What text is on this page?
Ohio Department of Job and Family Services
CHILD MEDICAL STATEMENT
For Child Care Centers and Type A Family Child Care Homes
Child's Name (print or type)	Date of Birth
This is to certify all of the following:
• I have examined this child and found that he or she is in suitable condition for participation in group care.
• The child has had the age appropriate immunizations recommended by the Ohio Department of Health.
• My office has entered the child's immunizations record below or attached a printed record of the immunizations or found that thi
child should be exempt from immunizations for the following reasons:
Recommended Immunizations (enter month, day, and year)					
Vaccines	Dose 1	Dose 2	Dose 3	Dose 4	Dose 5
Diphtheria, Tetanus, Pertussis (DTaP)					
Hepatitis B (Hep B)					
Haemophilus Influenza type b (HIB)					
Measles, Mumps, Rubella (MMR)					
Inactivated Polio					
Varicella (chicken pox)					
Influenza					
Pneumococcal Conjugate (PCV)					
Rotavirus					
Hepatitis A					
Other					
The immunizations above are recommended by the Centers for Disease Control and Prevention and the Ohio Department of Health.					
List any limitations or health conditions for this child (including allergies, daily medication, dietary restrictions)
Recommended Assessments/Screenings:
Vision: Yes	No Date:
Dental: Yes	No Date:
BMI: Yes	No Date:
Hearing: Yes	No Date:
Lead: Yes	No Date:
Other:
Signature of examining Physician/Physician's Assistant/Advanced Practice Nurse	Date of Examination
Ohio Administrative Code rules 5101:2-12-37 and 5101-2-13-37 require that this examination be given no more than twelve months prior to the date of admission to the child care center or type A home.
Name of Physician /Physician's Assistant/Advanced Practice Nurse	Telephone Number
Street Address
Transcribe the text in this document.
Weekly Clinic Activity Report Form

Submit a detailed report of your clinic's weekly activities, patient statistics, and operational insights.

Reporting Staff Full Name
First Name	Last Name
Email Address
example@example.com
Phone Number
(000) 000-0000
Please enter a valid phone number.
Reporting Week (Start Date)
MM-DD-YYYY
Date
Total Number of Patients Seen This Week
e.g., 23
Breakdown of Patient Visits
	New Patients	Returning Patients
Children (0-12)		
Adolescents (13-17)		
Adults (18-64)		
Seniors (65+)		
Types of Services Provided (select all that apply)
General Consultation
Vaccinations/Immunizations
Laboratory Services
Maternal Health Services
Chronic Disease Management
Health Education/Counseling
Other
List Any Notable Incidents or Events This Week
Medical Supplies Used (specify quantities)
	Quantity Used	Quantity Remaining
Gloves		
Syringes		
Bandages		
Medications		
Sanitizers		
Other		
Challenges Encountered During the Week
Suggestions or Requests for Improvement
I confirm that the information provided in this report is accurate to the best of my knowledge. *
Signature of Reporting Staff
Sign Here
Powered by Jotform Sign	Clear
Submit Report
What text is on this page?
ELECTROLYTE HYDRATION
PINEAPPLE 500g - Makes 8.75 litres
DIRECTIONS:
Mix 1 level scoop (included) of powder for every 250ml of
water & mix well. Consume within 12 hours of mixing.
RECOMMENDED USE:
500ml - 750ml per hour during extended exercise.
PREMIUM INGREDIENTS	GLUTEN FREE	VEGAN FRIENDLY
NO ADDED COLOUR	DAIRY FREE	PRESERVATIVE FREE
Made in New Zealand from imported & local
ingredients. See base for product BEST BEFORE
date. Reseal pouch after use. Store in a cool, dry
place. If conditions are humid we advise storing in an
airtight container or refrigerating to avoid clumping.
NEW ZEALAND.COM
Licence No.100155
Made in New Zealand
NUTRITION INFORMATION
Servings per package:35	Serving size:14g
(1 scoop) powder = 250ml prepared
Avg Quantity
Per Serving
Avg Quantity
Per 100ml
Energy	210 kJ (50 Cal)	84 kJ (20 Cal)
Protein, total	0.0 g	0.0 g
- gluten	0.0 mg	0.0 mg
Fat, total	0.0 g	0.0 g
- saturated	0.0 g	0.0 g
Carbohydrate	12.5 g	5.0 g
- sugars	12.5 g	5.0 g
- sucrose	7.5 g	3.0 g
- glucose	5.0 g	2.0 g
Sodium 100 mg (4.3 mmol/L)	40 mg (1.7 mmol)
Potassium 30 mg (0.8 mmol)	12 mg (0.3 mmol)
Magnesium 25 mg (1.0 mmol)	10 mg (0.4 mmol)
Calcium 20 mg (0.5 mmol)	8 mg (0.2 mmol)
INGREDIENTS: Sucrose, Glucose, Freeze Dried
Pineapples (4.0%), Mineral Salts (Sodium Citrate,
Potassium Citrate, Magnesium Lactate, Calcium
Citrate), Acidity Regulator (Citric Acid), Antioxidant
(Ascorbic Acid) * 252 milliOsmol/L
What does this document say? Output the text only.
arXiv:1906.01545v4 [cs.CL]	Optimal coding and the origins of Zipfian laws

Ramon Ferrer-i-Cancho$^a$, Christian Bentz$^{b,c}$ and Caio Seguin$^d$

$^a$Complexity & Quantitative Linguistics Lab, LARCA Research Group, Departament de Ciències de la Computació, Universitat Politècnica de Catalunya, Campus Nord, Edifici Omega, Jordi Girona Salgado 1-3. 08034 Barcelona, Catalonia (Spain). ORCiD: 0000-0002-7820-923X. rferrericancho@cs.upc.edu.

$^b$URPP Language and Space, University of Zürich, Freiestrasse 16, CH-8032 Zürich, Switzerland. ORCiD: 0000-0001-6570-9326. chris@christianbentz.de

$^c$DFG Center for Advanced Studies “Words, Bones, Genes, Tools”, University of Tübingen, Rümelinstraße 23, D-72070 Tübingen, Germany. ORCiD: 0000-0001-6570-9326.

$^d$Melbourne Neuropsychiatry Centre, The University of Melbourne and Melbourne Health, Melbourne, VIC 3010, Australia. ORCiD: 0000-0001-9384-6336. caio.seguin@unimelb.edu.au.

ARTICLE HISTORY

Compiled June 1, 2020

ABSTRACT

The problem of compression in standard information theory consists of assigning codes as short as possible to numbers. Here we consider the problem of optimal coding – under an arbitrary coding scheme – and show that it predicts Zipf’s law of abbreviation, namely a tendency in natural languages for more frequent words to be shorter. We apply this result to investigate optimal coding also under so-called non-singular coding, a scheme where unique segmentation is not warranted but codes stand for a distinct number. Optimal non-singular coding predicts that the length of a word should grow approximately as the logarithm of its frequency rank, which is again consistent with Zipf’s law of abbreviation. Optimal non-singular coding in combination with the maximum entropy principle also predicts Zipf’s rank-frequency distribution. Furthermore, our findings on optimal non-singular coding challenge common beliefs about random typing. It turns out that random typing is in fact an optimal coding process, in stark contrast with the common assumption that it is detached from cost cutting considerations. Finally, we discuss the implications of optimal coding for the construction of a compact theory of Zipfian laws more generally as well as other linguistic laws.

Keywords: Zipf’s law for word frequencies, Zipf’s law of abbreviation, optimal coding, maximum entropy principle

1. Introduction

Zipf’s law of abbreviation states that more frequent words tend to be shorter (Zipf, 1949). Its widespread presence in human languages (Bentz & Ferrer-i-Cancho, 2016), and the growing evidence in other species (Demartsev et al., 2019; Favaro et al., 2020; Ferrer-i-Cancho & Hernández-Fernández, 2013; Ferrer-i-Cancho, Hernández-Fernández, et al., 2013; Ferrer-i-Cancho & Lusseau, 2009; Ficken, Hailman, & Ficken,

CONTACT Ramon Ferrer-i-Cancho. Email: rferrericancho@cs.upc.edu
★ ★ ★ ★
• Task item:
Transcribe the data in full, keeping every character.

• Completed exercise:
What text is on this page?
Ohio Department of Job and Family Services
CHILD MEDICAL STATEMENT
For Child Care Centers and Type A Family Child Care Homes
Child's Name (print or type)	Date of Birth
This is to certify all of the following:
• I have examined this child and found that he or she is in suitable condition for participation in group care.
• The child has had the age appropriate immunizations recommended by the Ohio Department of Health.
• My office has entered the child's immunizations record below or attached a printed record of the immunizations or found that thi
child should be exempt from immunizations for the following reasons:
Recommended Immunizations (enter month, day, and year)					
Vaccines	Dose 1	Dose 2	Dose 3	Dose 4	Dose 5
Diphtheria, Tetanus, Pertussis (DTaP)					
Hepatitis B (Hep B)					
Haemophilus Influenza type b (HIB)					
Measles, Mumps, Rubella (MMR)					
Inactivated Polio					
Varicella (chicken pox)					
Influenza					
Pneumococcal Conjugate (PCV)					
Rotavirus					
Hepatitis A					
Other					
The immunizations above are recommended by the Centers for Disease Control and Prevention and the Ohio Department of Health.					
List any limitations or health conditions for this child (including allergies, daily medication, dietary restrictions)
Recommended Assessments/Screenings:
Vision: Yes	No Date:
Dental: Yes	No Date:
BMI: Yes	No Date:
Hearing: Yes	No Date:
Lead: Yes	No Date:
Other:
Signature of examining Physician/Physician's Assistant/Advanced Practice Nurse	Date of Examination
Ohio Administrative Code rules 5101:2-12-37 and 5101-2-13-37 require that this examination be given no more than twelve months prior to the date of admission to the child care center or type A home.
Name of Physician /Physician's Assistant/Advanced Practice Nurse	Telephone Number
Street Address
Transcribe the text in this document.
Weekly Clinic Activity Report Form

Submit a detailed report of your clinic's weekly activities, patient statistics, and operational insights.

Reporting Staff Full Name
First Name	Last Name
Email Address
example@example.com
Phone Number
(000) 000-0000
Please enter a valid phone number.
Reporting Week (Start Date)
MM-DD-YYYY
Date
Total Number of Patients Seen This Week
e.g., 23
Breakdown of Patient Visits
	New Patients	Returning Patients
Children (0-12)		
Adolescents (13-17)		
Adults (18-64)		
Seniors (65+)		
Types of Services Provided (select all that apply)
General Consultation
Vaccinations/Immunizations
Laboratory Services
Maternal Health Services
Chronic Disease Management
Health Education/Counseling
Other
List Any Notable Incidents or Events This Week
Medical Supplies Used (specify quantities)
	Quantity Used	Quantity Remaining
Gloves		
Syringes		
Bandages		
Medications		
Sanitizers		
Other		
Challenges Encountered During the Week
Suggestions or Requests for Improvement
I confirm that the information provided in this report is accurate to the best of my knowledge. *
Signature of Reporting Staff
Sign Here
Powered by Jotform Sign	Clear
Submit Report
What text is on this page?
ELECTROLYTE HYDRATION
PINEAPPLE 500g - Makes 8.75 litres
DIRECTIONS:
Mix 1 level scoop (included) of powder for every 250ml of
water & mix well. Consume within 12 hours of mixing.
RECOMMENDED USE:
500ml - 750ml per hour during extended exercise.
PREMIUM INGREDIENTS	GLUTEN FREE	VEGAN FRIENDLY
NO ADDED COLOUR	DAIRY FREE	PRESERVATIVE FREE
Made in New Zealand from imported & local
ingredients. See base for product BEST BEFORE
date. Reseal pouch after use. Store in a cool, dry
place. If conditions are humid we advise storing in an
airtight container or refrigerating to avoid clumping.
NEW ZEALAND.COM
Licence No.100155
Made in New Zealand
NUTRITION INFORMATION
Servings per package:35	Serving size:14g
(1 scoop) powder = 250ml prepared
Avg Quantity
Per Serving
Avg Quantity
Per 100ml
Energy	210 kJ (50 Cal)	84 kJ (20 Cal)
Protein, total	0.0 g	0.0 g
- gluten	0.0 mg	0.0 mg
Fat, total	0.0 g	0.0 g
- saturated	0.0 g	0.0 g
Carbohydrate	12.5 g	5.0 g
- sugars	12.5 g	5.0 g
- sucrose	7.5 g	3.0 g
- glucose	5.0 g	2.0 g
Sodium 100 mg (4.3 mmol/L)	40 mg (1.7 mmol)
Potassium 30 mg (0.8 mmol)	12 mg (0.3 mmol)
Magnesium 25 mg (1.0 mmol)	10 mg (0.4 mmol)
Calcium 20 mg (0.5 mmol)	8 mg (0.2 mmol)
INGREDIENTS: Sucrose, Glucose, Freeze Dried
Pineapples (4.0%), Mineral Salts (Sodium Citrate,
Potassium Citrate, Magnesium Lactate, Calcium
Citrate), Acidity Regulator (Citric Acid), Antioxidant
(Ascorbic Acid) * 252 milliOsmol/L
What does this document say? Output the text only.
arXiv:1906.01545v4 [cs.CL]	Optimal coding and the origins of Zipfian laws

Ramon Ferrer-i-Cancho$^a$, Christian Bentz$^{b,c}$ and Caio Seguin$^d$

$^a$Complexity & Quantitative Linguistics Lab, LARCA Research Group, Departament de Ciències de la Computació, Universitat Politècnica de Catalunya, Campus Nord, Edifici Omega, Jordi Girona Salgado 1-3. 08034 Barcelona, Catalonia (Spain). ORCiD: 0000-0002-7820-923X. rferrericancho@cs.upc.edu.

$^b$URPP Language and Space, University of Zürich, Freiestrasse 16, CH-8032 Zürich, Switzerland. ORCiD: 0000-0001-6570-9326. chris@christianbentz.de

$^c$DFG Center for Advanced Studies “Words, Bones, Genes, Tools”, University of Tübingen, Rümelinstraße 23, D-72070 Tübingen, Germany. ORCiD: 0000-0001-6570-9326.

$^d$Melbourne Neuropsychiatry Centre, The University of Melbourne and Melbourne Health, Melbourne, VIC 3010, Australia. ORCiD: 0000-0001-9384-6336. caio.seguin@unimelb.edu.au.

ARTICLE HISTORY

Compiled June 1, 2020

ABSTRACT

The problem of compression in standard information theory consists of assigning codes as short as possible to numbers. Here we consider the problem of optimal coding – under an arbitrary coding scheme – and show that it predicts Zipf’s law of abbreviation, namely a tendency in natural languages for more frequent words to be shorter. We apply this result to investigate optimal coding also under so-called non-singular coding, a scheme where unique segmentation is not warranted but codes stand for a distinct number. Optimal non-singular coding predicts that the length of a word should grow approximately as the logarithm of its frequency rank, which is again consistent with Zipf’s law of abbreviation. Optimal non-singular coding in combination with the maximum entropy principle also predicts Zipf’s rank-frequency distribution. Furthermore, our findings on optimal non-singular coding challenge common beliefs about random typing. It turns out that random typing is in fact an optimal coding process, in stark contrast with the common assumption that it is detached from cost cutting considerations. Finally, we discuss the implications of optimal coding for the construction of a compact theory of Zipfian laws more generally as well as other linguistic laws.

Keywords: Zipf’s law for word frequencies, Zipf’s law of abbreviation, optimal coding, maximum entropy principle

1. Introduction

Zipf’s law of abbreviation states that more frequent words tend to be shorter (Zipf, 1949). Its widespread presence in human languages (Bentz & Ferrer-i-Cancho, 2016), and the growing evidence in other species (Demartsev et al., 2019; Favaro et al., 2020; Ferrer-i-Cancho & Hernández-Fernández, 2013; Ferrer-i-Cancho, Hernández-Fernández, et al., 2013; Ferrer-i-Cancho & Lusseau, 2009; Ficken, Hailman, & Ficken,

CONTACT Ramon Ferrer-i-Cancho. Email: rferrericancho@cs.upc.edu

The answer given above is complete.